-- START --

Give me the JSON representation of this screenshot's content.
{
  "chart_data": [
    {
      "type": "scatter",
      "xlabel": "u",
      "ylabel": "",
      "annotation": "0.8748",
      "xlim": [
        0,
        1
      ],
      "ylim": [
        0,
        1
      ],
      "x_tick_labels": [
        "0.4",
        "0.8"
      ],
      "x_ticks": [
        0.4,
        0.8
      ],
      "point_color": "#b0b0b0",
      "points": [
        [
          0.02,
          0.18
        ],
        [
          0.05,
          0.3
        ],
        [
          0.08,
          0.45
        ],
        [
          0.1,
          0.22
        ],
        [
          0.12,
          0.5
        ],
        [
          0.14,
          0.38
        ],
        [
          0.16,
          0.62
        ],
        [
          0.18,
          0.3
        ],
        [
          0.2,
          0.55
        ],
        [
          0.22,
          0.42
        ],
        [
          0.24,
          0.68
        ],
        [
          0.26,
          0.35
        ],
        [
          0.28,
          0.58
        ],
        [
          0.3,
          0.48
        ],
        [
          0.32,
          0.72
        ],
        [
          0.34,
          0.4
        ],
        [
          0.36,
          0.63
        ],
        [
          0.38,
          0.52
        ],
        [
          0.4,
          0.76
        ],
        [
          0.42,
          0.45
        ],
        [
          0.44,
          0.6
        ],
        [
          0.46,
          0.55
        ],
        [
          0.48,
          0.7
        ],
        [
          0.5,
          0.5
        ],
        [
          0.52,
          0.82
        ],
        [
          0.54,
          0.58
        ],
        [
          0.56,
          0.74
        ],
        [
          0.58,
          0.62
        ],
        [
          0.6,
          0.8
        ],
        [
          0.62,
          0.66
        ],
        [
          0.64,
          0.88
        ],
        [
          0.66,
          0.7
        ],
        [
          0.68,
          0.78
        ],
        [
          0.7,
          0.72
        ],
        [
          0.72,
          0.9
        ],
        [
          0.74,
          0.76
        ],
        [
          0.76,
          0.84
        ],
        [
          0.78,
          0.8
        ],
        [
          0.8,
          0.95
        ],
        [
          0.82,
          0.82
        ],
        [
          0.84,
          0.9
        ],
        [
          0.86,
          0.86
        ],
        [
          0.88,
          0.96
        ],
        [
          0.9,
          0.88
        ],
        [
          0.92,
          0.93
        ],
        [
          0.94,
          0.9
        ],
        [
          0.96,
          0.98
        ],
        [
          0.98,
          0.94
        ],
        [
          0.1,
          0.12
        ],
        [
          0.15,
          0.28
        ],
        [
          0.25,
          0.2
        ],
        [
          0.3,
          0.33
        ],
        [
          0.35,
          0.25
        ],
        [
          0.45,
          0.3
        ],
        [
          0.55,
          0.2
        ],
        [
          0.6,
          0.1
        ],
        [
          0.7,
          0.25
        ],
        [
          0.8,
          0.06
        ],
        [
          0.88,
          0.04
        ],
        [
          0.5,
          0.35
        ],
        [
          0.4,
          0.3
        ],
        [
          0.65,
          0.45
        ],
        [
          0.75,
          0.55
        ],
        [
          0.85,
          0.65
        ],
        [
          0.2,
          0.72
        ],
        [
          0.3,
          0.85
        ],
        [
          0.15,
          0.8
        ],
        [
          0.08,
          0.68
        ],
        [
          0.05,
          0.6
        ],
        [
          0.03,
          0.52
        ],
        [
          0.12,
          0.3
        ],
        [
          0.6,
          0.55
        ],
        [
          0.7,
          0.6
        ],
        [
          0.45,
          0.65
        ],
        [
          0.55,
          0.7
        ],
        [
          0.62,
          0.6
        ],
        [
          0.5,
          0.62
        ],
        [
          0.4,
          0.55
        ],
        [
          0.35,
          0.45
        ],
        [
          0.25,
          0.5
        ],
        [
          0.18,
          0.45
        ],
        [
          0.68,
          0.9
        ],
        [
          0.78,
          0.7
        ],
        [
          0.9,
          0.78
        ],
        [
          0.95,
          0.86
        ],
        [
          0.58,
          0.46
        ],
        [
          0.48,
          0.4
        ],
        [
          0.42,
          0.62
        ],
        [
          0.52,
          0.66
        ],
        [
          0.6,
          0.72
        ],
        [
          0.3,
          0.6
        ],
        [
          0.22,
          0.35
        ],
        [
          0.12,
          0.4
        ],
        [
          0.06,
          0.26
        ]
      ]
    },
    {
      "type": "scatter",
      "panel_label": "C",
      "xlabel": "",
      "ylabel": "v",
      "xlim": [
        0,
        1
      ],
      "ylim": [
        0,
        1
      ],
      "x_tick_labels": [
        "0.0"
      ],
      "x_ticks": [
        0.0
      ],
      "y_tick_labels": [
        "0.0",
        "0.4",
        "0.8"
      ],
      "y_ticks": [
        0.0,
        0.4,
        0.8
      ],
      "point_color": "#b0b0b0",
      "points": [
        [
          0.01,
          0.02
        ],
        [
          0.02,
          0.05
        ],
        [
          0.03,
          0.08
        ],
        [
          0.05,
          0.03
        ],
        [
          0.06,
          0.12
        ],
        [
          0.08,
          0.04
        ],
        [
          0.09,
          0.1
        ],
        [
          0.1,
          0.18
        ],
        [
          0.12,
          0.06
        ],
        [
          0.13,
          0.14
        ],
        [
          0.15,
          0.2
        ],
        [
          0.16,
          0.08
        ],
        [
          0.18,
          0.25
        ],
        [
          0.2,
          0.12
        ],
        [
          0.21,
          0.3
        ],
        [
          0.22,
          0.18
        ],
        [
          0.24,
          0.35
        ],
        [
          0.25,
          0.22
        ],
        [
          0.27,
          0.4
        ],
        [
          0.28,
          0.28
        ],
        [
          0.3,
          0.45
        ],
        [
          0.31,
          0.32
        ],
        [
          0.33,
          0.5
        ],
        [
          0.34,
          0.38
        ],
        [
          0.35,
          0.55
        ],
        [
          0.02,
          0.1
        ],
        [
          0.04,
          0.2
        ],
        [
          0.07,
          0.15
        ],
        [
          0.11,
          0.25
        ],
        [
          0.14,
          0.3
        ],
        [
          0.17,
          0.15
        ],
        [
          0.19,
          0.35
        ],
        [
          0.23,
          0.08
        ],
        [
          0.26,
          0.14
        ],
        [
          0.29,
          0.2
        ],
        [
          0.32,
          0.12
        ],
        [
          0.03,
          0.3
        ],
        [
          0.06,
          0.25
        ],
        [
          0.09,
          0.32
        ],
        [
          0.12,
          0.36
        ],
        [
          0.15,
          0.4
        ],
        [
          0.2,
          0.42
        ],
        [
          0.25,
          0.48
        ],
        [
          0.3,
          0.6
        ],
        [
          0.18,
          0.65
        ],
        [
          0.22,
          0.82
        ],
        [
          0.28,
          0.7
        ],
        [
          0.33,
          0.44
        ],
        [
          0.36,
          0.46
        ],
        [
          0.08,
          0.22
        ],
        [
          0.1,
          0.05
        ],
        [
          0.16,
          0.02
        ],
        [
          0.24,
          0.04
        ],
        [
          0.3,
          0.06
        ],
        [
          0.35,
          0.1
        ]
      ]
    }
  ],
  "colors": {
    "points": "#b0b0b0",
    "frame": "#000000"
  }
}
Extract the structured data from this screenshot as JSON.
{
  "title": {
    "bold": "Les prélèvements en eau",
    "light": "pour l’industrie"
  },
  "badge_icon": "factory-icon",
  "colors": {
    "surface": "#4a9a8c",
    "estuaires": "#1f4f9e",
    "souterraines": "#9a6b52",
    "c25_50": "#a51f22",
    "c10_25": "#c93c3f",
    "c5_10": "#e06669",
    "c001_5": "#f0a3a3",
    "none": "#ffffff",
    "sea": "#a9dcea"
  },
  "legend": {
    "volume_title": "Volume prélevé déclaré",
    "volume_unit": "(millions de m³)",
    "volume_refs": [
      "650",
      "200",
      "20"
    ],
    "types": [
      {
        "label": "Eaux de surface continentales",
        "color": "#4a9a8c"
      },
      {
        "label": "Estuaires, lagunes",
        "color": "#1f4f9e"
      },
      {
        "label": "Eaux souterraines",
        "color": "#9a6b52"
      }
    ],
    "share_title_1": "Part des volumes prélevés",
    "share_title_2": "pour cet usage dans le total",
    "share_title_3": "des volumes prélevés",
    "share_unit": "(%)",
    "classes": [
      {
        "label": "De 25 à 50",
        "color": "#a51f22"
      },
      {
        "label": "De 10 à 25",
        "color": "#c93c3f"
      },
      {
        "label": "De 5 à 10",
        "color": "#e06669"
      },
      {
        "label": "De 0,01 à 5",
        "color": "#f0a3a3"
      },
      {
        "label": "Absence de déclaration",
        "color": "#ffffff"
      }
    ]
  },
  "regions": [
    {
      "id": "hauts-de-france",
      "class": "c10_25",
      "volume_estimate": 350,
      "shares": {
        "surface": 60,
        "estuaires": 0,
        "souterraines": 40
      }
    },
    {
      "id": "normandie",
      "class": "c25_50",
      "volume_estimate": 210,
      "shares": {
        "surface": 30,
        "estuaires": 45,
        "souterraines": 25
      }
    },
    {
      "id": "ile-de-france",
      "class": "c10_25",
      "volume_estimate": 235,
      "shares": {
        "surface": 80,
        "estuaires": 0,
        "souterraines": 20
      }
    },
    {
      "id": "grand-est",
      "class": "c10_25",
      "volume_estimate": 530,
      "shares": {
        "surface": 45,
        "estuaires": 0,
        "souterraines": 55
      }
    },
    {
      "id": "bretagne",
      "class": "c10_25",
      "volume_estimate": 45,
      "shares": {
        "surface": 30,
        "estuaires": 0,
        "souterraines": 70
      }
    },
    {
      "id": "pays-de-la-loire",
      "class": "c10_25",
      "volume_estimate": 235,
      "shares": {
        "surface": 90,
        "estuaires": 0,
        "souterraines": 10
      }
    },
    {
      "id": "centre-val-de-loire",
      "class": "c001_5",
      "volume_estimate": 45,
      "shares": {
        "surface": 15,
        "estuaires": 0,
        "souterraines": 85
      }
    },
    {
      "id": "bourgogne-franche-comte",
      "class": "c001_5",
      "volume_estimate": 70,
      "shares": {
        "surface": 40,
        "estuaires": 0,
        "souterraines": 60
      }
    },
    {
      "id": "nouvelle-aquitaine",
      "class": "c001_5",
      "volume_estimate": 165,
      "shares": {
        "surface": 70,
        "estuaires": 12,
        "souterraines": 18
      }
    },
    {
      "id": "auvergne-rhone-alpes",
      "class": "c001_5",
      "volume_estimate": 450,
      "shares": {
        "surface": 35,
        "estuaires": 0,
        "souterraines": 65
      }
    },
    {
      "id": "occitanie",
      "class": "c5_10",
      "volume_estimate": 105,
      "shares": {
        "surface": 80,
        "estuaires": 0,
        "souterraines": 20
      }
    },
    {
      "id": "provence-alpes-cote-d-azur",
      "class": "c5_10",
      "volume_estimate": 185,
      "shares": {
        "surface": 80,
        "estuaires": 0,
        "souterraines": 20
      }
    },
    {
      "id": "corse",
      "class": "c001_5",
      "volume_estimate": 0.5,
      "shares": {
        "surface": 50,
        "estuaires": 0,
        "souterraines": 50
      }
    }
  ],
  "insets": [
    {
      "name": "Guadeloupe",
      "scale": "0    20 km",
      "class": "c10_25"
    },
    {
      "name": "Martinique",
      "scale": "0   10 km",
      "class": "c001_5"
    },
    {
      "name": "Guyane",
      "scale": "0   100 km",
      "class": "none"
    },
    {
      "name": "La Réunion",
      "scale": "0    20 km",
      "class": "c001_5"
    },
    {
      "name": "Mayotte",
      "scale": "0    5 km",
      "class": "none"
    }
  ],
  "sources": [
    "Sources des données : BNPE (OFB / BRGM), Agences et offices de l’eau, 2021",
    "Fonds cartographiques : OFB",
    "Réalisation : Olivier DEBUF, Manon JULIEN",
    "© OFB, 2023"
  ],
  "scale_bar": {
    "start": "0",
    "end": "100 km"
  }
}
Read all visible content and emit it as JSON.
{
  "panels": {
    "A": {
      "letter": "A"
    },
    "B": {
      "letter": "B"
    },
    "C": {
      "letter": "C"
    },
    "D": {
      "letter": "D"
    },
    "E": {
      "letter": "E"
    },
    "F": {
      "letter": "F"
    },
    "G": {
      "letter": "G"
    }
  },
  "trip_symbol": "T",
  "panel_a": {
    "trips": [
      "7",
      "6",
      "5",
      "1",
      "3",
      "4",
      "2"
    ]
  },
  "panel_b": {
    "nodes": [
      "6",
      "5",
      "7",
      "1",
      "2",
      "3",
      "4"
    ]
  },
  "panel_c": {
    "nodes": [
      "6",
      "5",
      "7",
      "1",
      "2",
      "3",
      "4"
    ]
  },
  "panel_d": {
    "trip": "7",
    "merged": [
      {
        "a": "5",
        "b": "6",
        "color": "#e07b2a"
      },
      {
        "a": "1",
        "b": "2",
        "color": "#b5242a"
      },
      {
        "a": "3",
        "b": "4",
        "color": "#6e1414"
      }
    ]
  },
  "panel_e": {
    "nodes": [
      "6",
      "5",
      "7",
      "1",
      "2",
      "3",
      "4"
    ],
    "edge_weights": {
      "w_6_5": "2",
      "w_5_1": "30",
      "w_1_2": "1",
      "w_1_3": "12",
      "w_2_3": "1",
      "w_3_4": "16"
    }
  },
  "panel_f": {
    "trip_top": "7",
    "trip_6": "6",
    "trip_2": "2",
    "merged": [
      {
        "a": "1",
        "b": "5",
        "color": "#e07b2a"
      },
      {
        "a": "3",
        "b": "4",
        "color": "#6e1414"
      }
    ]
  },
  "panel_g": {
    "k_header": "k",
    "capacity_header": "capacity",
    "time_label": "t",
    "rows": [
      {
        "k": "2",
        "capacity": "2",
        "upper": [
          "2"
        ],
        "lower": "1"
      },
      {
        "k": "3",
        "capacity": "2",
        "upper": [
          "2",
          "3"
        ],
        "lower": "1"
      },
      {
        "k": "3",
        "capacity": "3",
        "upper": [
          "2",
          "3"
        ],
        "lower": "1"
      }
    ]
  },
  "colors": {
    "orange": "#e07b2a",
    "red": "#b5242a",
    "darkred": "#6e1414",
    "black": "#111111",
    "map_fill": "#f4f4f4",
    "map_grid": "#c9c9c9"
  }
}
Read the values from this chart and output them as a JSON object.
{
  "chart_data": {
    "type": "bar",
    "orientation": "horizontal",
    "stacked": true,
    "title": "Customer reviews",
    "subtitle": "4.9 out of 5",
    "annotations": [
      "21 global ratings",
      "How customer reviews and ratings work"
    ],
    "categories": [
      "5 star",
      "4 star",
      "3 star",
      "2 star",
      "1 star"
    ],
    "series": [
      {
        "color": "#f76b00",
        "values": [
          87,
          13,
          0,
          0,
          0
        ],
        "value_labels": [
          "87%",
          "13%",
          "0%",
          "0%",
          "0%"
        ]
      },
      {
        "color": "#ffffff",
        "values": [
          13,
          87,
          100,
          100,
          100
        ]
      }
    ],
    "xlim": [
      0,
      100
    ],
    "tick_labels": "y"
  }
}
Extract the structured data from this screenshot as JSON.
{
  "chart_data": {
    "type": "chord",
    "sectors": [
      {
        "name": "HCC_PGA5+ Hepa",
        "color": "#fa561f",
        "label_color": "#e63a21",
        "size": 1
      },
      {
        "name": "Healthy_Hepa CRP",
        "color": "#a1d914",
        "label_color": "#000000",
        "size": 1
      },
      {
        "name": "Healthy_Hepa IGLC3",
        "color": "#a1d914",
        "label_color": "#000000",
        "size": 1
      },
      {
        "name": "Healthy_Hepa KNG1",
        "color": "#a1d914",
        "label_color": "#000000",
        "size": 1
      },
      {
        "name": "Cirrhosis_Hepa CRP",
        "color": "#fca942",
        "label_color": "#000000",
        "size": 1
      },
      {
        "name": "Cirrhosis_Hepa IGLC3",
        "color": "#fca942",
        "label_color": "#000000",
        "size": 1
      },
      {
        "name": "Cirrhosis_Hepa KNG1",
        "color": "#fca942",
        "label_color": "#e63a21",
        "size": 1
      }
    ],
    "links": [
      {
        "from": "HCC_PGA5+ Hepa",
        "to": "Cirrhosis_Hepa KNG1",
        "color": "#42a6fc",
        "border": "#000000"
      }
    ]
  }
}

-- END --

* **Your objective**
Among the entries above, how many lines include the word "prélevés"? Give the number with no comment.

* **Response to this exercise**
2